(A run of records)
--
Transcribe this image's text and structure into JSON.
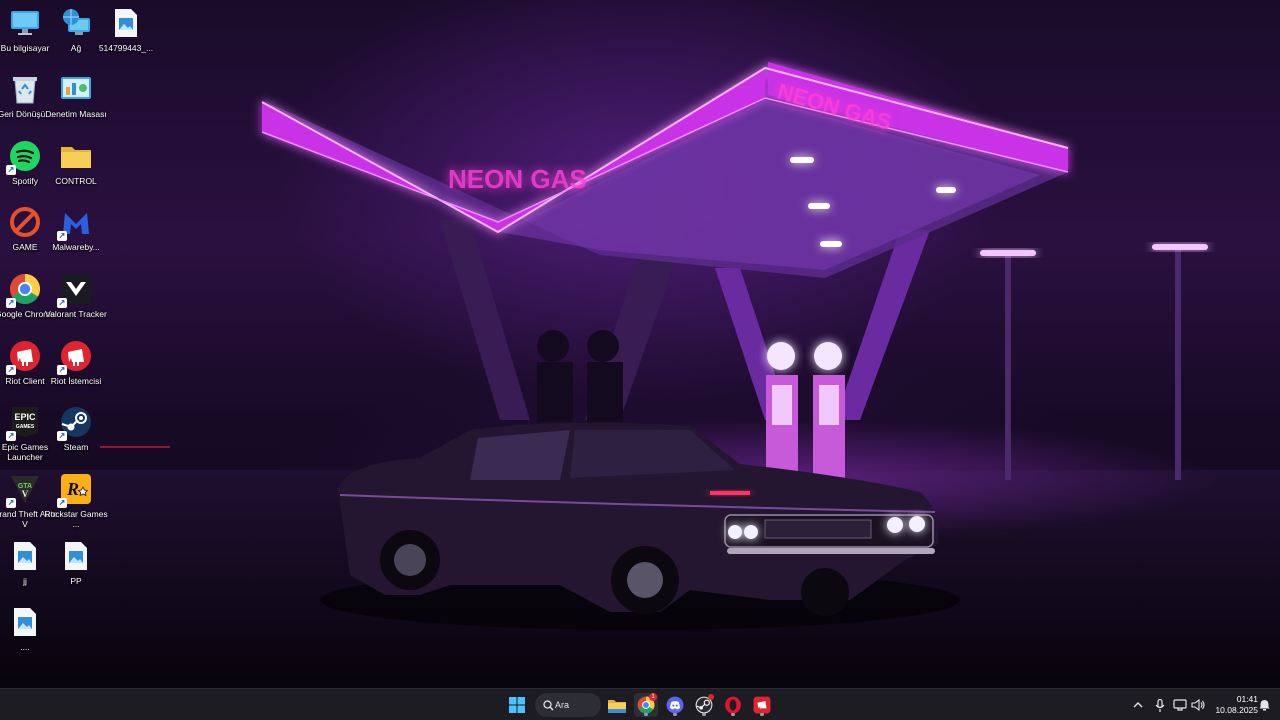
{
  "desktop": {
    "icons": [
      {
        "label": "Bu bilgisayar",
        "icon": "computer-icon"
      },
      {
        "label": "Ağ",
        "icon": "network-icon"
      },
      {
        "label": "514799443_...",
        "icon": "image-file-icon"
      },
      {
        "label": "Geri Dönüşü...",
        "icon": "recycle-bin-icon"
      },
      {
        "label": "Denetim Masası",
        "icon": "control-panel-icon"
      },
      {
        "label": "Spotify",
        "icon": "spotify-icon"
      },
      {
        "label": "CONTROL",
        "icon": "folder-icon"
      },
      {
        "label": "GAME",
        "icon": "game-icon"
      },
      {
        "label": "Malwareby...",
        "icon": "malwarebytes-icon"
      },
      {
        "label": "Google Chrome",
        "icon": "chrome-icon"
      },
      {
        "label": "Valorant Tracker",
        "icon": "valorant-tracker-icon"
      },
      {
        "label": "Riot Client",
        "icon": "riot-client-icon"
      },
      {
        "label": "Riot İstemcisi",
        "icon": "riot-client-icon"
      },
      {
        "label": "Epic Games Launcher",
        "icon": "epic-games-icon"
      },
      {
        "label": "Steam",
        "icon": "steam-icon"
      },
      {
        "label": "Grand Theft Auto V",
        "icon": "gta-v-icon"
      },
      {
        "label": "Rockstar Games ...",
        "icon": "rockstar-icon"
      },
      {
        "label": "jj",
        "icon": "image-file-icon"
      },
      {
        "label": "PP",
        "icon": "image-file-icon"
      },
      {
        "label": "....",
        "icon": "image-file-icon"
      }
    ]
  },
  "wallpaper": {
    "sign_text_left": "NEON GAS",
    "sign_text_right": "NEON GAS",
    "accent": "#d33cff"
  },
  "taskbar": {
    "search_label": "Ara",
    "apps": [
      {
        "name": "file-explorer",
        "icon": "folder-icon"
      },
      {
        "name": "chrome",
        "icon": "chrome-icon",
        "badge": "1"
      },
      {
        "name": "discord",
        "icon": "discord-icon"
      },
      {
        "name": "steam-notify",
        "icon": "steam-icon"
      },
      {
        "name": "opera",
        "icon": "opera-icon"
      },
      {
        "name": "riot-client",
        "icon": "riot-client-icon"
      }
    ],
    "clock_time": "01:41",
    "clock_date": "10.08.2025"
  },
  "colors": {
    "taskbar_bg": "#1c1c22",
    "neon_pink": "#e64bff",
    "neon_purple": "#8f3bff"
  }
}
--
# [Exercise goal]
In your copy of the records, include no pictures; repeat everything else exactly.

# [Exercise result]
Transcribe this image's text and structure into JSON.
{
  "desktop": {
    "icons": [
      {
        "label": "Bu bilgisayar",
        "icon": "computer-icon"
      },
      {
        "label": "Ağ",
        "icon": "network-icon"
      },
      {
        "label": "514799443_...",
        "icon": "image-file-icon"
      },
      {
        "label": "Geri Dönüşü...",
        "icon": "recycle-bin-icon"
      },
      {
        "label": "Denetim Masası",
        "icon": "control-panel-icon"
      },
      {
        "label": "Spotify",
        "icon": "spotify-icon"
      },
      {
        "label": "CONTROL",
        "icon": "folder-icon"
      },
      {
        "label": "GAME",
        "icon": "game-icon"
      },
      {
        "label": "Malwareby...",
        "icon": "malwarebytes-icon"
      },
      {
        "label": "Google Chrome",
        "icon": "chrome-icon"
      },
      {
        "label": "Valorant Tracker",
        "icon": "valorant-tracker-icon"
      },
      {
        "label": "Riot Client",
        "icon": "riot-client-icon"
      },
      {
        "label": "Riot İstemcisi",
        "icon": "riot-client-icon"
      },
      {
        "label": "Epic Games Launcher",
        "icon": "epic-games-icon"
      },
      {
        "label": "Steam",
        "icon": "steam-icon"
      },
      {
        "label": "Grand Theft Auto V",
        "icon": "gta-v-icon"
      },
      {
        "label": "Rockstar Games ...",
        "icon": "rockstar-icon"
      },
      {
        "label": "jj",
        "icon": "image-file-icon"
      },
      {
        "label": "PP",
        "icon": "image-file-icon"
      },
      {
        "label": "....",
        "icon": "image-file-icon"
      }
    ]
  },
  "wallpaper": {
    "sign_text_left": "NEON GAS",
    "sign_text_right": "NEON GAS",
    "accent": "#d33cff"
  },
  "taskbar": {
    "search_label": "Ara",
    "apps": [
      {
        "name": "file-explorer",
        "icon": "folder-icon"
      },
      {
        "name": "chrome",
        "icon": "chrome-icon",
        "badge": "1"
      },
      {
        "name": "discord",
        "icon": "discord-icon"
      },
      {
        "name": "steam-notify",
        "icon": "steam-icon"
      },
      {
        "name": "opera",
        "icon": "opera-icon"
      },
      {
        "name": "riot-client",
        "icon": "riot-client-icon"
      }
    ],
    "clock_time": "01:41",
    "clock_date": "10.08.2025"
  },
  "colors": {
    "taskbar_bg": "#1c1c22",
    "neon_pink": "#e64bff",
    "neon_purple": "#8f3bff"
  }
}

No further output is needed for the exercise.